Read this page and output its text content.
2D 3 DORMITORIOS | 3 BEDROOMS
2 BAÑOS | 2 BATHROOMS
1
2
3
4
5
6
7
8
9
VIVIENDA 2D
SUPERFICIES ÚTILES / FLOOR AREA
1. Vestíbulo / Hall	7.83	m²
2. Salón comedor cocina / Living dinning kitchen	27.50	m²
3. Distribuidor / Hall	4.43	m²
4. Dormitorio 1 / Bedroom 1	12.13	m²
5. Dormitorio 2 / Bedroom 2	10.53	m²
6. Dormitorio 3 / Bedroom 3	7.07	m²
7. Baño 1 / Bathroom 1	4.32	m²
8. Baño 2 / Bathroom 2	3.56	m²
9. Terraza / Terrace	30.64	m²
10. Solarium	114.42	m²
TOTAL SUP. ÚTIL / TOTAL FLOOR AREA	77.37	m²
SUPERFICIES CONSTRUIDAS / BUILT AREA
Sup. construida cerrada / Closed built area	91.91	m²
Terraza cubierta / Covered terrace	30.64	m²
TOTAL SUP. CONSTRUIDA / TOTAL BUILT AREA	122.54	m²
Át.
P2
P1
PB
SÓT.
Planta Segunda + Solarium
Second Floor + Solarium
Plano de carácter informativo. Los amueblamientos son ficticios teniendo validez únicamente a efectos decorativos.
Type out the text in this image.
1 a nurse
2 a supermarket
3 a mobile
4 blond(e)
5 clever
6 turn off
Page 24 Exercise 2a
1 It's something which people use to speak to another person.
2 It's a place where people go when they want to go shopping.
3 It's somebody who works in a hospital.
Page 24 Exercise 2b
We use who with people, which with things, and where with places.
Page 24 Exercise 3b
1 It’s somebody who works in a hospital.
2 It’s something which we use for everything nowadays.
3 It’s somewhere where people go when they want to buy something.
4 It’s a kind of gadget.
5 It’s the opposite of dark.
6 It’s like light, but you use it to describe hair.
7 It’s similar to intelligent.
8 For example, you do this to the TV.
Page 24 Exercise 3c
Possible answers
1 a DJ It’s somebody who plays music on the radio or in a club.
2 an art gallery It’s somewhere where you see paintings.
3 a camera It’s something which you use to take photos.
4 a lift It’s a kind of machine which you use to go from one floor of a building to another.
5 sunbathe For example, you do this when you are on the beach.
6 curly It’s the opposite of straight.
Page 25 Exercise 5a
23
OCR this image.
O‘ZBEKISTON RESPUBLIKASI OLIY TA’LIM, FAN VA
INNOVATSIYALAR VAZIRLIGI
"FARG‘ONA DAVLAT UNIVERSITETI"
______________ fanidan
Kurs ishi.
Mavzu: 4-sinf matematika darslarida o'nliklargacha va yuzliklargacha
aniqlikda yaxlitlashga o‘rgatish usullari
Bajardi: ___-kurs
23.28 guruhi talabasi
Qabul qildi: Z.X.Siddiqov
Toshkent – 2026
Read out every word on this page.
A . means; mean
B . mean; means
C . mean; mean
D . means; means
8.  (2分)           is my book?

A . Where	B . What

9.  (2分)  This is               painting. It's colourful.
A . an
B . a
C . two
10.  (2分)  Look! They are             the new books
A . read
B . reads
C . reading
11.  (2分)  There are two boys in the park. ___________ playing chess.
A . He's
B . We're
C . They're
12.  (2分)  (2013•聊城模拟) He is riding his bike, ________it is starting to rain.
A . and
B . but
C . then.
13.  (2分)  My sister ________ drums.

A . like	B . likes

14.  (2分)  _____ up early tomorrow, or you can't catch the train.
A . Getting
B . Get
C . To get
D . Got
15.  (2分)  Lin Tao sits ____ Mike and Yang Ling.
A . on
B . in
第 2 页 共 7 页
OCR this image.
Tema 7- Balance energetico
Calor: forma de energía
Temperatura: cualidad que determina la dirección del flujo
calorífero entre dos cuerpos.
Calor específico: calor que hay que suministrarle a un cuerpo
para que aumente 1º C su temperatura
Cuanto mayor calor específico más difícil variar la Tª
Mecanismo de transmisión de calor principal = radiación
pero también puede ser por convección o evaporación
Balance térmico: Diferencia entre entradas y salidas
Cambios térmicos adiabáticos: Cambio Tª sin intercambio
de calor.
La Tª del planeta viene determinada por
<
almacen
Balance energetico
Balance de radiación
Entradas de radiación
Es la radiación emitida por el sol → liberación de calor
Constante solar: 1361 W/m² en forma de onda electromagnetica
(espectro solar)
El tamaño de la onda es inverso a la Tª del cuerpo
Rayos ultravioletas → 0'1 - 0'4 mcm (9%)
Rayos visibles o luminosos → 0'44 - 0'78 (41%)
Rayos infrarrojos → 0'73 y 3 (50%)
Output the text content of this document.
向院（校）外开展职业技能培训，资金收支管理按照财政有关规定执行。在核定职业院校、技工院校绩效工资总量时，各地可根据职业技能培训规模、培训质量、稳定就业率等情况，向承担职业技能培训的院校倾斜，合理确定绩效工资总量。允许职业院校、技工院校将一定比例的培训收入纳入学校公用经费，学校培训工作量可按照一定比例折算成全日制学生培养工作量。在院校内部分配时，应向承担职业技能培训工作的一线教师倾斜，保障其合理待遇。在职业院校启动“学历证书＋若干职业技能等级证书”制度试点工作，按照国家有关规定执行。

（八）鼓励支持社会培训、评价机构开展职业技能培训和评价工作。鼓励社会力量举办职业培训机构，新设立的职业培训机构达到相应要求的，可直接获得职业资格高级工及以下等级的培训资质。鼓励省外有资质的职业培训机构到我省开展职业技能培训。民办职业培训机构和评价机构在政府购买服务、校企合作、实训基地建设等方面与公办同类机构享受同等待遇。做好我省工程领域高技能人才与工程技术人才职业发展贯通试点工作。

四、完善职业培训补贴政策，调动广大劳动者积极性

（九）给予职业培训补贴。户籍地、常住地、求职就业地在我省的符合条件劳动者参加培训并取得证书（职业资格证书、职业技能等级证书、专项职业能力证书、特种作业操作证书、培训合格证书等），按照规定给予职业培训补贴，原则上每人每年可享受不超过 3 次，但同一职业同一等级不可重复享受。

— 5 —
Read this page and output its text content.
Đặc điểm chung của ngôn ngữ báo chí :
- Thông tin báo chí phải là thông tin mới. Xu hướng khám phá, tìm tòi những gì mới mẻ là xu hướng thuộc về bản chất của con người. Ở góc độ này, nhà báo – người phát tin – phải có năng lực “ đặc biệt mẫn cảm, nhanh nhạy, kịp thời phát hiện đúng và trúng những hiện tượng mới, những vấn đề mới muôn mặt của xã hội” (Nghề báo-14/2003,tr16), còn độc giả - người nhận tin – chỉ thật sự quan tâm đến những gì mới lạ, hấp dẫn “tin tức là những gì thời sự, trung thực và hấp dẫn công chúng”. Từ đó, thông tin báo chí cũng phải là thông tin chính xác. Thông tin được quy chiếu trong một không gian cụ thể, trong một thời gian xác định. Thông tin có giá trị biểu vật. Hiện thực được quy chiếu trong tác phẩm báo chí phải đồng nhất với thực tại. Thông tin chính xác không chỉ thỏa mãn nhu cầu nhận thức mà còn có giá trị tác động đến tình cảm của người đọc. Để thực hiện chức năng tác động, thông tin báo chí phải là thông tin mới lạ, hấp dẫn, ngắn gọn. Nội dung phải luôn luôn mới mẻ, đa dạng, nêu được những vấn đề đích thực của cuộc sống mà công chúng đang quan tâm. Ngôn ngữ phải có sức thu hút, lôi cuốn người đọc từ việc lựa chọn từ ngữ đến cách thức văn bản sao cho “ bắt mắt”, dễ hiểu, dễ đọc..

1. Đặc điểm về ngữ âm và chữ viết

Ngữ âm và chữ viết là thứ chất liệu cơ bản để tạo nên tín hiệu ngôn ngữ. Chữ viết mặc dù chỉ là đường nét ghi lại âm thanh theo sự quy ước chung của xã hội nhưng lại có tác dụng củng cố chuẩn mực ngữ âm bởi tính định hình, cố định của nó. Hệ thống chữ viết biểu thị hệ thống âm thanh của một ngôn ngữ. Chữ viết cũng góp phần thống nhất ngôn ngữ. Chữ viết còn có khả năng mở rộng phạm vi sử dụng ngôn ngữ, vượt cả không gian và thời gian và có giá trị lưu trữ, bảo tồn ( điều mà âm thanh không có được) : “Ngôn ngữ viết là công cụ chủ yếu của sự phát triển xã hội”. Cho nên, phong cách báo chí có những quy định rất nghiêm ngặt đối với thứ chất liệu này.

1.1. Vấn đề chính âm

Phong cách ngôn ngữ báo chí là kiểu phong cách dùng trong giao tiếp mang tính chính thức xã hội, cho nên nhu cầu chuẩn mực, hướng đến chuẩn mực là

▸ **WORK REQUIRED**
Show, from the listing above, each line that contains the word "something".

▸ **OUTPUT OF THE EXERCISE**
1 It's something which people use to speak to another person.
2 It’s something which we use for everything nowadays.
3 It’s somewhere where people go when they want to buy something.
3 a camera It’s something which you use to take photos.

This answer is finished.